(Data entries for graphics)

>>>>

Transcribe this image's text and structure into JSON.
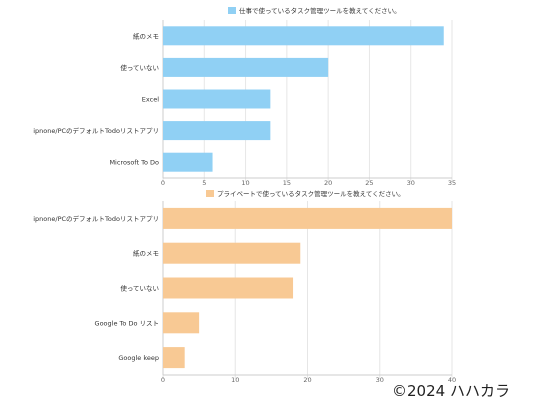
{
  "copyright": "©2024 ハハカラ",
  "chart_data": [
    {
      "type": "bar",
      "orientation": "horizontal",
      "legend": "仕事で使っているタスク管理ツールを教えてください。",
      "legend_position": "top",
      "color": "#90d0f4",
      "categories": [
        "紙のメモ",
        "使っていない",
        "Excel",
        "ipnone/PCのデフォルトTodoリストアプリ",
        "Microsoft To Do"
      ],
      "values": [
        34,
        20,
        13,
        13,
        6
      ],
      "xlim": [
        0,
        35
      ],
      "xticks": [
        "0",
        "5",
        "10",
        "15",
        "20",
        "25",
        "30",
        "35"
      ],
      "grid": true
    },
    {
      "type": "bar",
      "orientation": "horizontal",
      "legend": "プライベートで使っているタスク管理ツールを教えてください。",
      "legend_position": "top",
      "color": "#f8c994",
      "categories": [
        "ipnone/PCのデフォルトTodoリストアプリ",
        "紙のメモ",
        "使っていない",
        "Google To Do リスト",
        "Google keep"
      ],
      "values": [
        40,
        19,
        18,
        5,
        3
      ],
      "xlim": [
        0,
        40
      ],
      "xticks": [
        "0",
        "10",
        "20",
        "30",
        "40"
      ],
      "grid": true
    }
  ]
}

<<<<

§ **STATED GOAL**: Leave out the pictures and output the rest of the material exactly as written.

§ **WRITTEN RESPONSE**:
Transcribe this image's text and structure into JSON.
{
  "copyright": "©2024 ハハカラ",
  "chart_data": [
    {
      "type": "bar",
      "orientation": "horizontal",
      "legend": "仕事で使っているタスク管理ツールを教えてください。",
      "legend_position": "top",
      "color": "#90d0f4",
      "categories": [
        "紙のメモ",
        "使っていない",
        "Excel",
        "ipnone/PCのデフォルトTodoリストアプリ",
        "Microsoft To Do"
      ],
      "values": [
        34,
        20,
        13,
        13,
        6
      ],
      "xlim": [
        0,
        35
      ],
      "xticks": [
        "0",
        "5",
        "10",
        "15",
        "20",
        "25",
        "30",
        "35"
      ],
      "grid": true
    },
    {
      "type": "bar",
      "orientation": "horizontal",
      "legend": "プライベートで使っているタスク管理ツールを教えてください。",
      "legend_position": "top",
      "color": "#f8c994",
      "categories": [
        "ipnone/PCのデフォルトTodoリストアプリ",
        "紙のメモ",
        "使っていない",
        "Google To Do リスト",
        "Google keep"
      ],
      "values": [
        40,
        19,
        18,
        5,
        3
      ],
      "xlim": [
        0,
        40
      ],
      "xticks": [
        "0",
        "10",
        "20",
        "30",
        "40"
      ],
      "grid": true
    }
  ]
}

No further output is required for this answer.